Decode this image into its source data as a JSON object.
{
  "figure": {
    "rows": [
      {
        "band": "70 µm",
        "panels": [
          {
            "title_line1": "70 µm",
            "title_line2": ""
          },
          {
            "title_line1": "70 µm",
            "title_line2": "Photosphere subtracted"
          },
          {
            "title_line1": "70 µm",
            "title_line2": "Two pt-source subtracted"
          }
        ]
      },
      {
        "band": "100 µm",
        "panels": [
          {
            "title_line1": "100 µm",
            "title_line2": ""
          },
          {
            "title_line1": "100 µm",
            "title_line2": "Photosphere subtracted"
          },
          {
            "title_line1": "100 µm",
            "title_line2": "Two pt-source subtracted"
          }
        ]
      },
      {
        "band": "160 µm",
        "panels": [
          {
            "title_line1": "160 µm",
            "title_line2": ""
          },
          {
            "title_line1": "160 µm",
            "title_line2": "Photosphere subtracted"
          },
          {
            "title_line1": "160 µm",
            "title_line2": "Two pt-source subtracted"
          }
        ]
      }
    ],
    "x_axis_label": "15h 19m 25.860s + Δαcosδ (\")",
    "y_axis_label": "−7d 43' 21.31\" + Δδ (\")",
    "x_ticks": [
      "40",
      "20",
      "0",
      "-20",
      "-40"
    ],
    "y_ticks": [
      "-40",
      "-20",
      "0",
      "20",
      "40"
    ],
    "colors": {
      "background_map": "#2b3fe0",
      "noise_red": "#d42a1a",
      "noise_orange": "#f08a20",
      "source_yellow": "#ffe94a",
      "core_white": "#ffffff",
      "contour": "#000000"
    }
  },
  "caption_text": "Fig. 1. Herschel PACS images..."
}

——————

• Stated goal: Every entry above should be retyped exactly as shown.

• Problem solution:
Decode this image into its source data as a JSON object.
{
  "figure": {
    "rows": [
      {
        "band": "70 µm",
        "panels": [
          {
            "title_line1": "70 µm",
            "title_line2": ""
          },
          {
            "title_line1": "70 µm",
            "title_line2": "Photosphere subtracted"
          },
          {
            "title_line1": "70 µm",
            "title_line2": "Two pt-source subtracted"
          }
        ]
      },
      {
        "band": "100 µm",
        "panels": [
          {
            "title_line1": "100 µm",
            "title_line2": ""
          },
          {
            "title_line1": "100 µm",
            "title_line2": "Photosphere subtracted"
          },
          {
            "title_line1": "100 µm",
            "title_line2": "Two pt-source subtracted"
          }
        ]
      },
      {
        "band": "160 µm",
        "panels": [
          {
            "title_line1": "160 µm",
            "title_line2": ""
          },
          {
            "title_line1": "160 µm",
            "title_line2": "Photosphere subtracted"
          },
          {
            "title_line1": "160 µm",
            "title_line2": "Two pt-source subtracted"
          }
        ]
      }
    ],
    "x_axis_label": "15h 19m 25.860s + Δαcosδ (\")",
    "y_axis_label": "−7d 43' 21.31\" + Δδ (\")",
    "x_ticks": [
      "40",
      "20",
      "0",
      "-20",
      "-40"
    ],
    "y_ticks": [
      "-40",
      "-20",
      "0",
      "20",
      "40"
    ],
    "colors": {
      "background_map": "#2b3fe0",
      "noise_red": "#d42a1a",
      "noise_orange": "#f08a20",
      "source_yellow": "#ffe94a",
      "core_white": "#ffffff",
      "contour": "#000000"
    }
  },
  "caption_text": "Fig. 1. Herschel PACS images..."
}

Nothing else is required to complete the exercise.